Exercise
Set down every entry again word for word, please, but skip the pictures.

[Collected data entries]

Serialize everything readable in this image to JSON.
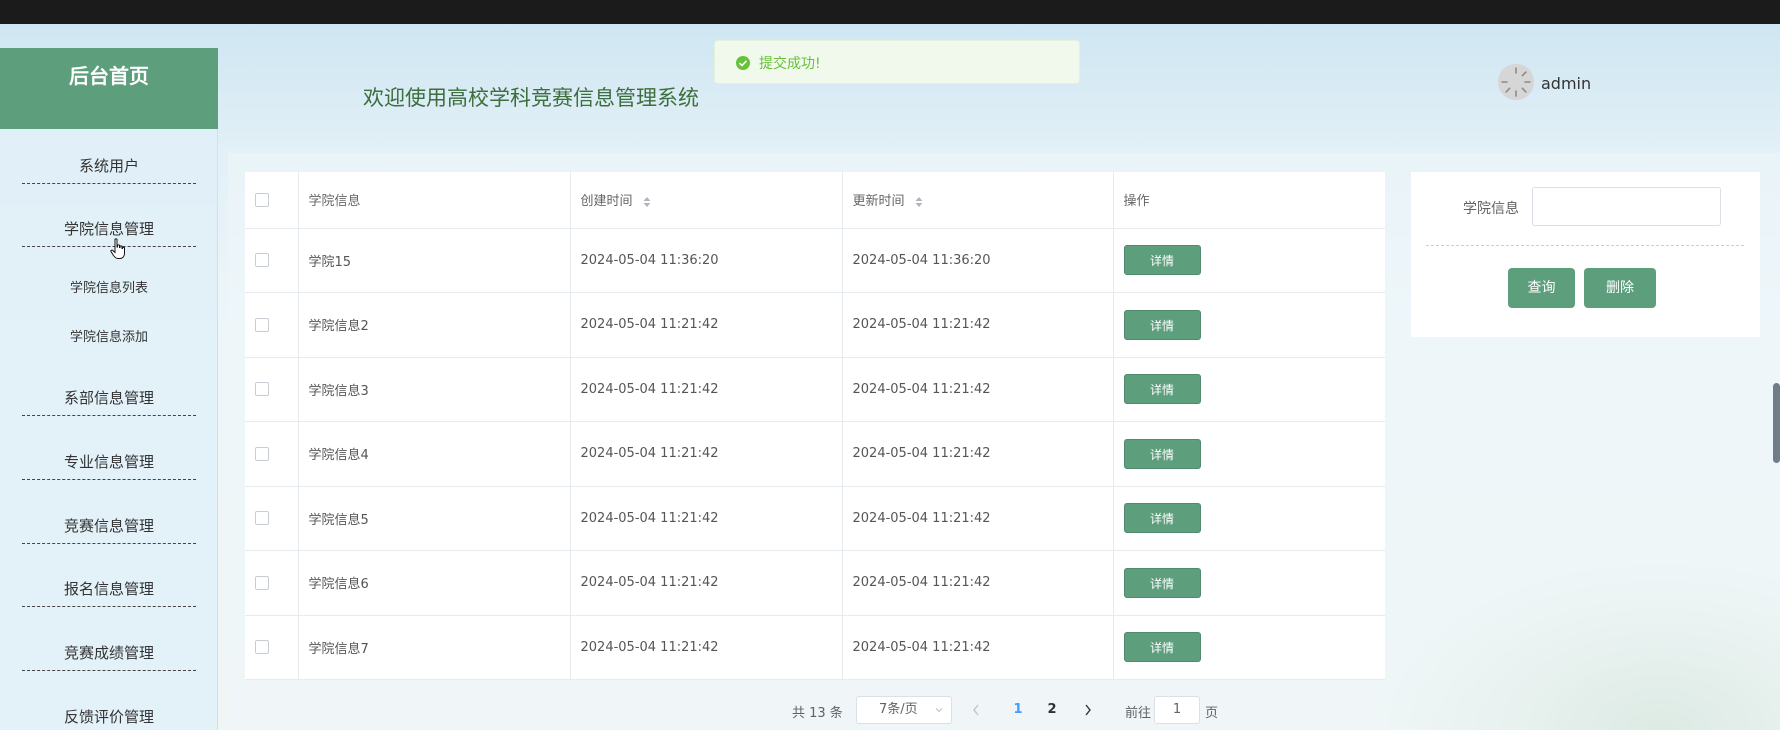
{
  "sidebar": {
    "title": "后台首页",
    "items": [
      {
        "label": "系统用户"
      },
      {
        "label": "学院信息管理"
      },
      {
        "label": "学院信息列表",
        "sub": true
      },
      {
        "label": "学院信息添加",
        "sub": true
      },
      {
        "label": "系部信息管理"
      },
      {
        "label": "专业信息管理"
      },
      {
        "label": "竞赛信息管理"
      },
      {
        "label": "报名信息管理"
      },
      {
        "label": "竞赛成绩管理"
      },
      {
        "label": "反馈评价管理"
      }
    ]
  },
  "header": {
    "title": "欢迎使用高校学科竞赛信息管理系统",
    "username": "admin"
  },
  "toast": {
    "message": "提交成功!",
    "color": "#67c23a"
  },
  "table": {
    "columns": [
      "学院信息",
      "创建时间",
      "更新时间",
      "操作"
    ],
    "rows": [
      {
        "name": "学院15",
        "created": "2024-05-04 11:36:20",
        "updated": "2024-05-04 11:36:20",
        "action": "详情"
      },
      {
        "name": "学院信息2",
        "created": "2024-05-04 11:21:42",
        "updated": "2024-05-04 11:21:42",
        "action": "详情"
      },
      {
        "name": "学院信息3",
        "created": "2024-05-04 11:21:42",
        "updated": "2024-05-04 11:21:42",
        "action": "详情"
      },
      {
        "name": "学院信息4",
        "created": "2024-05-04 11:21:42",
        "updated": "2024-05-04 11:21:42",
        "action": "详情"
      },
      {
        "name": "学院信息5",
        "created": "2024-05-04 11:21:42",
        "updated": "2024-05-04 11:21:42",
        "action": "详情"
      },
      {
        "name": "学院信息6",
        "created": "2024-05-04 11:21:42",
        "updated": "2024-05-04 11:21:42",
        "action": "详情"
      },
      {
        "name": "学院信息7",
        "created": "2024-05-04 11:21:42",
        "updated": "2024-05-04 11:21:42",
        "action": "详情"
      }
    ]
  },
  "pagination": {
    "total": "共 13 条",
    "page_size": "7条/页",
    "pages": [
      "1",
      "2"
    ],
    "current_page": "1",
    "goto_label": "前往",
    "goto_value": "1",
    "goto_unit": "页"
  },
  "search": {
    "label": "学院信息",
    "value": "",
    "query_button": "查询",
    "delete_button": "删除"
  },
  "colors": {
    "accent": "#5d9e7c",
    "active_page": "#409eff"
  }
}
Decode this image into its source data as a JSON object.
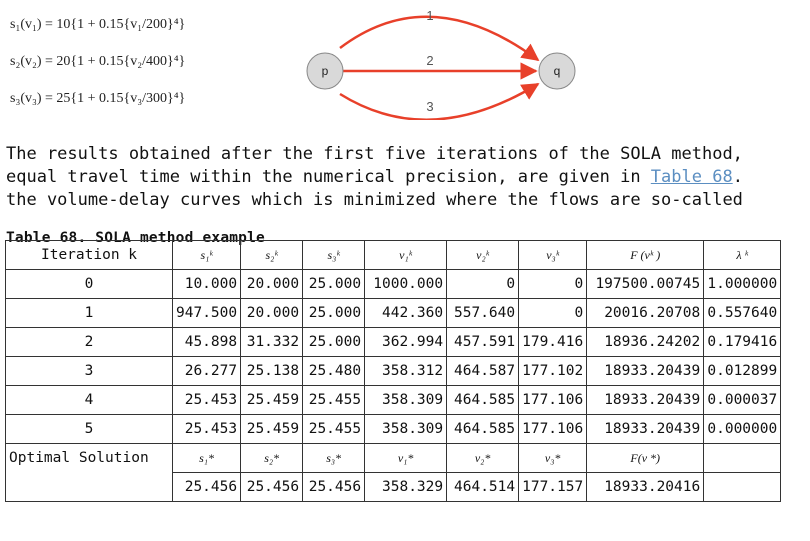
{
  "formulas": [
    "s₁(v₁) = 10{1 + 0.15{v₁/200}⁴}",
    "s₂(v₂) = 20{1 + 0.15{v₂/400}⁴}",
    "s₃(v₃) = 25{1 + 0.15{v₃/300}⁴}"
  ],
  "diagram": {
    "node_p": "p",
    "node_q": "q",
    "edge_1": "1",
    "edge_2": "2",
    "edge_3": "3",
    "colors": {
      "edge": "#e8402a",
      "node_fill": "#d9d9d9",
      "node_stroke": "#888888"
    }
  },
  "paragraph": {
    "line1": "The results obtained after the first five iterations of the SOLA method, ",
    "line2a": "equal travel time within the numerical precision, are given in ",
    "link": "Table 68",
    "line2b": ". ",
    "line3": "the volume-delay curves which is minimized where the flows are so-called"
  },
  "caption": "Table 68. SOLA method example",
  "table": {
    "headers": [
      "Iteration k",
      "s₁ᵏ",
      "s₂ᵏ",
      "s₃ᵏ",
      "v₁ᵏ",
      "v₂ᵏ",
      "v₃ᵏ",
      "F (vᵏ )",
      "λ ᵏ"
    ],
    "rows": [
      [
        "0",
        "10.000",
        "20.000",
        "25.000",
        "1000.000",
        "0",
        "0",
        "197500.00745",
        "1.000000"
      ],
      [
        "1",
        "947.500",
        "20.000",
        "25.000",
        "442.360",
        "557.640",
        "0",
        "20016.20708",
        "0.557640"
      ],
      [
        "2",
        "45.898",
        "31.332",
        "25.000",
        "362.994",
        "457.591",
        "179.416",
        "18936.24202",
        "0.179416"
      ],
      [
        "3",
        "26.277",
        "25.138",
        "25.480",
        "358.312",
        "464.587",
        "177.102",
        "18933.20439",
        "0.012899"
      ],
      [
        "4",
        "25.453",
        "25.459",
        "25.455",
        "358.309",
        "464.585",
        "177.106",
        "18933.20439",
        "0.000037"
      ],
      [
        "5",
        "25.453",
        "25.459",
        "25.455",
        "358.309",
        "464.585",
        "177.106",
        "18933.20439",
        "0.000000"
      ]
    ],
    "optimal_label": "Optimal Solution",
    "optimal_headers": [
      "s₁*",
      "s₂*",
      "s₃*",
      "v₁*",
      "v₂*",
      "v₃*",
      "F(v *)",
      ""
    ],
    "optimal_row": [
      "25.456",
      "25.456",
      "25.456",
      "358.329",
      "464.514",
      "177.157",
      "18933.20416",
      ""
    ]
  }
}
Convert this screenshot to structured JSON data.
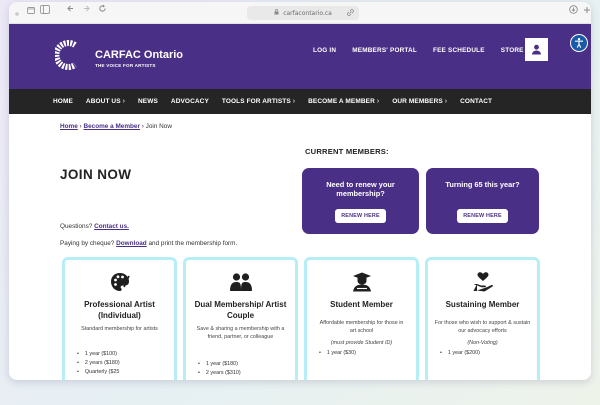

Solution for this problem
Serialize everything readable in this image to JSON.
{
  "sidebar": {
    "title": "后台首页",
    "items": [
      {
        "label": "系统用户"
      },
      {
        "label": "学院信息管理"
      },
      {
        "label": "学院信息列表",
        "sub": true
      },
      {
        "label": "学院信息添加",
        "sub": true
      },
      {
        "label": "系部信息管理"
      },
      {
        "label": "专业信息管理"
      },
      {
        "label": "竞赛信息管理"
      },
      {
        "label": "报名信息管理"
      },
      {
        "label": "竞赛成绩管理"
      },
      {
        "label": "反馈评价管理"
      }
    ]
  },
  "header": {
    "title": "欢迎使用高校学科竞赛信息管理系统",
    "username": "admin"
  },
  "toast": {
    "message": "提交成功!",
    "color": "#67c23a"
  },
  "table": {
    "columns": [
      "学院信息",
      "创建时间",
      "更新时间",
      "操作"
    ],
    "rows": [
      {
        "name": "学院15",
        "created": "2024-05-04 11:36:20",
        "updated": "2024-05-04 11:36:20",
        "action": "详情"
      },
      {
        "name": "学院信息2",
        "created": "2024-05-04 11:21:42",
        "updated": "2024-05-04 11:21:42",
        "action": "详情"
      },
      {
        "name": "学院信息3",
        "created": "2024-05-04 11:21:42",
        "updated": "2024-05-04 11:21:42",
        "action": "详情"
      },
      {
        "name": "学院信息4",
        "created": "2024-05-04 11:21:42",
        "updated": "2024-05-04 11:21:42",
        "action": "详情"
      },
      {
        "name": "学院信息5",
        "created": "2024-05-04 11:21:42",
        "updated": "2024-05-04 11:21:42",
        "action": "详情"
      },
      {
        "name": "学院信息6",
        "created": "2024-05-04 11:21:42",
        "updated": "2024-05-04 11:21:42",
        "action": "详情"
      },
      {
        "name": "学院信息7",
        "created": "2024-05-04 11:21:42",
        "updated": "2024-05-04 11:21:42",
        "action": "详情"
      }
    ]
  },
  "pagination": {
    "total": "共 13 条",
    "page_size": "7条/页",
    "pages": [
      "1",
      "2"
    ],
    "current_page": "1",
    "goto_label": "前往",
    "goto_value": "1",
    "goto_unit": "页"
  },
  "search": {
    "label": "学院信息",
    "value": "",
    "query_button": "查询",
    "delete_button": "删除"
  },
  "colors": {
    "accent": "#5d9e7c",
    "active_page": "#409eff"
  }
}
Decode this image into its source data as a JSON object.
{
  "formulas": [
    "s₁(v₁) = 10{1 + 0.15{v₁/200}⁴}",
    "s₂(v₂) = 20{1 + 0.15{v₂/400}⁴}",
    "s₃(v₃) = 25{1 + 0.15{v₃/300}⁴}"
  ],
  "diagram": {
    "node_p": "p",
    "node_q": "q",
    "edge_1": "1",
    "edge_2": "2",
    "edge_3": "3",
    "colors": {
      "edge": "#e8402a",
      "node_fill": "#d9d9d9",
      "node_stroke": "#888888"
    }
  },
  "paragraph": {
    "line1": "The results obtained after the first five iterations of the SOLA method, ",
    "line2a": "equal travel time within the numerical precision, are given in ",
    "link": "Table 68",
    "line2b": ". ",
    "line3": "the volume-delay curves which is minimized where the flows are so-called"
  },
  "caption": "Table 68. SOLA method example",
  "table": {
    "headers": [
      "Iteration k",
      "s₁ᵏ",
      "s₂ᵏ",
      "s₃ᵏ",
      "v₁ᵏ",
      "v₂ᵏ",
      "v₃ᵏ",
      "F (vᵏ )",
      "λ ᵏ"
    ],
    "rows": [
      [
        "0",
        "10.000",
        "20.000",
        "25.000",
        "1000.000",
        "0",
        "0",
        "197500.00745",
        "1.000000"
      ],
      [
        "1",
        "947.500",
        "20.000",
        "25.000",
        "442.360",
        "557.640",
        "0",
        "20016.20708",
        "0.557640"
      ],
      [
        "2",
        "45.898",
        "31.332",
        "25.000",
        "362.994",
        "457.591",
        "179.416",
        "18936.24202",
        "0.179416"
      ],
      [
        "3",
        "26.277",
        "25.138",
        "25.480",
        "358.312",
        "464.587",
        "177.102",
        "18933.20439",
        "0.012899"
      ],
      [
        "4",
        "25.453",
        "25.459",
        "25.455",
        "358.309",
        "464.585",
        "177.106",
        "18933.20439",
        "0.000037"
      ],
      [
        "5",
        "25.453",
        "25.459",
        "25.455",
        "358.309",
        "464.585",
        "177.106",
        "18933.20439",
        "0.000000"
      ]
    ],
    "optimal_label": "Optimal Solution",
    "optimal_headers": [
      "s₁*",
      "s₂*",
      "s₃*",
      "v₁*",
      "v₂*",
      "v₃*",
      "F(v *)",
      ""
    ],
    "optimal_row": [
      "25.456",
      "25.456",
      "25.456",
      "358.329",
      "464.514",
      "177.157",
      "18933.20416",
      ""
    ]
  }
}
Convert this screenshot to structured JSON data.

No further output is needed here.